-- start Dataset entries --

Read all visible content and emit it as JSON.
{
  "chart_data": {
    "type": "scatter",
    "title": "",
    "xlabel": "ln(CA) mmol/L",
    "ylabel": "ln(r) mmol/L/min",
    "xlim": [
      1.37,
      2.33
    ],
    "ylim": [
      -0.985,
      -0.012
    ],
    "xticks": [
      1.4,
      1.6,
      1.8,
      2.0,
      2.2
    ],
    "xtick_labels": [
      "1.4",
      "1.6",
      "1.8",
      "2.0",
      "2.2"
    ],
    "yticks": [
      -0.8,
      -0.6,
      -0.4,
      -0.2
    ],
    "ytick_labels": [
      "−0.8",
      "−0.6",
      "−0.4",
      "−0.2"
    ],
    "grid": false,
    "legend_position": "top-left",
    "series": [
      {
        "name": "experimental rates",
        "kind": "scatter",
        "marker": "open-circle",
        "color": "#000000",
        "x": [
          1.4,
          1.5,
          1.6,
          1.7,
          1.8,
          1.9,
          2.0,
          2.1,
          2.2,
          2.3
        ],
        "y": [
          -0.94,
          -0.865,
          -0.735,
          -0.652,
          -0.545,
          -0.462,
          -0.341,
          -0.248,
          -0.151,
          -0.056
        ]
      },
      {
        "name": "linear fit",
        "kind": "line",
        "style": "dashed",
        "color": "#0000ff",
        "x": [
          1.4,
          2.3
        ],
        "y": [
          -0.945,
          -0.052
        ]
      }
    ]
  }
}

-- end Dataset entries --

• Written request: Please restate the records in full, word for word.

• Answer to the exercise:
Read all visible content and emit it as JSON.
{
  "chart_data": {
    "type": "scatter",
    "title": "",
    "xlabel": "ln(CA) mmol/L",
    "ylabel": "ln(r) mmol/L/min",
    "xlim": [
      1.37,
      2.33
    ],
    "ylim": [
      -0.985,
      -0.012
    ],
    "xticks": [
      1.4,
      1.6,
      1.8,
      2.0,
      2.2
    ],
    "xtick_labels": [
      "1.4",
      "1.6",
      "1.8",
      "2.0",
      "2.2"
    ],
    "yticks": [
      -0.8,
      -0.6,
      -0.4,
      -0.2
    ],
    "ytick_labels": [
      "−0.8",
      "−0.6",
      "−0.4",
      "−0.2"
    ],
    "grid": false,
    "legend_position": "top-left",
    "series": [
      {
        "name": "experimental rates",
        "kind": "scatter",
        "marker": "open-circle",
        "color": "#000000",
        "x": [
          1.4,
          1.5,
          1.6,
          1.7,
          1.8,
          1.9,
          2.0,
          2.1,
          2.2,
          2.3
        ],
        "y": [
          -0.94,
          -0.865,
          -0.735,
          -0.652,
          -0.545,
          -0.462,
          -0.341,
          -0.248,
          -0.151,
          -0.056
        ]
      },
      {
        "name": "linear fit",
        "kind": "line",
        "style": "dashed",
        "color": "#0000ff",
        "x": [
          1.4,
          2.3
        ],
        "y": [
          -0.945,
          -0.052
        ]
      }
    ]
  }
}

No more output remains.